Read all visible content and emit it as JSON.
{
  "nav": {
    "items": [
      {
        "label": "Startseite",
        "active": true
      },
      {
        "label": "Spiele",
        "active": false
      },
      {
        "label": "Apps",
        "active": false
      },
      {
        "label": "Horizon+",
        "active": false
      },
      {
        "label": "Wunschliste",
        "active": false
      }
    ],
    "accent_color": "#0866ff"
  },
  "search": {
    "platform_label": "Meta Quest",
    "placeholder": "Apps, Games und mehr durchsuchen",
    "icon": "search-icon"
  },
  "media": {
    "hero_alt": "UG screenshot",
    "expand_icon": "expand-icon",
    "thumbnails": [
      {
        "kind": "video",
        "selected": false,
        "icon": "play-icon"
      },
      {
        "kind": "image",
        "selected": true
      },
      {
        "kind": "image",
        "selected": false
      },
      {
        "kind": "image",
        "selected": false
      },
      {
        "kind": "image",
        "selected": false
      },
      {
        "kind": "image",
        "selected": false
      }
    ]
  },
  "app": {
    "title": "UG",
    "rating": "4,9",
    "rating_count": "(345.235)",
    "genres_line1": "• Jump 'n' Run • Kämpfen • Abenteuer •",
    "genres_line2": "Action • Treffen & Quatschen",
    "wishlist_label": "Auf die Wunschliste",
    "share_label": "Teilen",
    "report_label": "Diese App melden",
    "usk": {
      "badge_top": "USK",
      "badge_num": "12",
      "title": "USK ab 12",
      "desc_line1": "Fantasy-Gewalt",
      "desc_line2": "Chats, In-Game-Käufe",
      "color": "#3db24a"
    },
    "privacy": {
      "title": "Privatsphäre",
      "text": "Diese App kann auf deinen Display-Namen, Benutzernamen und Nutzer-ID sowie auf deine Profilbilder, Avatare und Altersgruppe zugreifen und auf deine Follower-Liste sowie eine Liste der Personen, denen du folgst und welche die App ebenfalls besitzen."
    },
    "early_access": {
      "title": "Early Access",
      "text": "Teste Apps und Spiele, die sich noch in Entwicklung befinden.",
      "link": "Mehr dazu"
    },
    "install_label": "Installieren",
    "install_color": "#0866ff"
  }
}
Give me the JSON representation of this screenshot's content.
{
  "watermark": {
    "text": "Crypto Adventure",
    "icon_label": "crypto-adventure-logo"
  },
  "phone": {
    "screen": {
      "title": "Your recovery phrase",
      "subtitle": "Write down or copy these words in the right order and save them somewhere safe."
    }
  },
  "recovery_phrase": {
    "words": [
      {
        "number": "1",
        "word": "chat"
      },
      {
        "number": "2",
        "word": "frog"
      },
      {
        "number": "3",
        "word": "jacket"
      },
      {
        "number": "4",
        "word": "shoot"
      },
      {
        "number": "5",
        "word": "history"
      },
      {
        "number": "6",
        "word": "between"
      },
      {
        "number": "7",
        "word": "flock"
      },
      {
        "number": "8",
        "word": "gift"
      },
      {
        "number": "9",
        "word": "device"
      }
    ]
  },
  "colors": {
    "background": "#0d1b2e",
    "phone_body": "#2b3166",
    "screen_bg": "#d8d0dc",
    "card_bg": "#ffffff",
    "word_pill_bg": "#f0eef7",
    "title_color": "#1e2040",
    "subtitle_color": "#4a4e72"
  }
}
══════
Task details
From the listing above, reproduce all the lines exactly.

The result
Read all visible content and emit it as JSON.
{
  "nav": {
    "items": [
      {
        "label": "Startseite",
        "active": true
      },
      {
        "label": "Spiele",
        "active": false
      },
      {
        "label": "Apps",
        "active": false
      },
      {
        "label": "Horizon+",
        "active": false
      },
      {
        "label": "Wunschliste",
        "active": false
      }
    ],
    "accent_color": "#0866ff"
  },
  "search": {
    "platform_label": "Meta Quest",
    "placeholder": "Apps, Games und mehr durchsuchen",
    "icon": "search-icon"
  },
  "media": {
    "hero_alt": "UG screenshot",
    "expand_icon": "expand-icon",
    "thumbnails": [
      {
        "kind": "video",
        "selected": false,
        "icon": "play-icon"
      },
      {
        "kind": "image",
        "selected": true
      },
      {
        "kind": "image",
        "selected": false
      },
      {
        "kind": "image",
        "selected": false
      },
      {
        "kind": "image",
        "selected": false
      },
      {
        "kind": "image",
        "selected": false
      }
    ]
  },
  "app": {
    "title": "UG",
    "rating": "4,9",
    "rating_count": "(345.235)",
    "genres_line1": "• Jump 'n' Run • Kämpfen • Abenteuer •",
    "genres_line2": "Action • Treffen & Quatschen",
    "wishlist_label": "Auf die Wunschliste",
    "share_label": "Teilen",
    "report_label": "Diese App melden",
    "usk": {
      "badge_top": "USK",
      "badge_num": "12",
      "title": "USK ab 12",
      "desc_line1": "Fantasy-Gewalt",
      "desc_line2": "Chats, In-Game-Käufe",
      "color": "#3db24a"
    },
    "privacy": {
      "title": "Privatsphäre",
      "text": "Diese App kann auf deinen Display-Namen, Benutzernamen und Nutzer-ID sowie auf deine Profilbilder, Avatare und Altersgruppe zugreifen und auf deine Follower-Liste sowie eine Liste der Personen, denen du folgst und welche die App ebenfalls besitzen."
    },
    "early_access": {
      "title": "Early Access",
      "text": "Teste Apps und Spiele, die sich noch in Entwicklung befinden.",
      "link": "Mehr dazu"
    },
    "install_label": "Installieren",
    "install_color": "#0866ff"
  }
}
Give me the JSON representation of this screenshot's content.
{
  "watermark": {
    "text": "Crypto Adventure",
    "icon_label": "crypto-adventure-logo"
  },
  "phone": {
    "screen": {
      "title": "Your recovery phrase",
      "subtitle": "Write down or copy these words in the right order and save them somewhere safe."
    }
  },
  "recovery_phrase": {
    "words": [
      {
        "number": "1",
        "word": "chat"
      },
      {
        "number": "2",
        "word": "frog"
      },
      {
        "number": "3",
        "word": "jacket"
      },
      {
        "number": "4",
        "word": "shoot"
      },
      {
        "number": "5",
        "word": "history"
      },
      {
        "number": "6",
        "word": "between"
      },
      {
        "number": "7",
        "word": "flock"
      },
      {
        "number": "8",
        "word": "gift"
      },
      {
        "number": "9",
        "word": "device"
      }
    ]
  },
  "colors": {
    "background": "#0d1b2e",
    "phone_body": "#2b3166",
    "screen_bg": "#d8d0dc",
    "card_bg": "#ffffff",
    "word_pill_bg": "#f0eef7",
    "title_color": "#1e2040",
    "subtitle_color": "#4a4e72"
  }
}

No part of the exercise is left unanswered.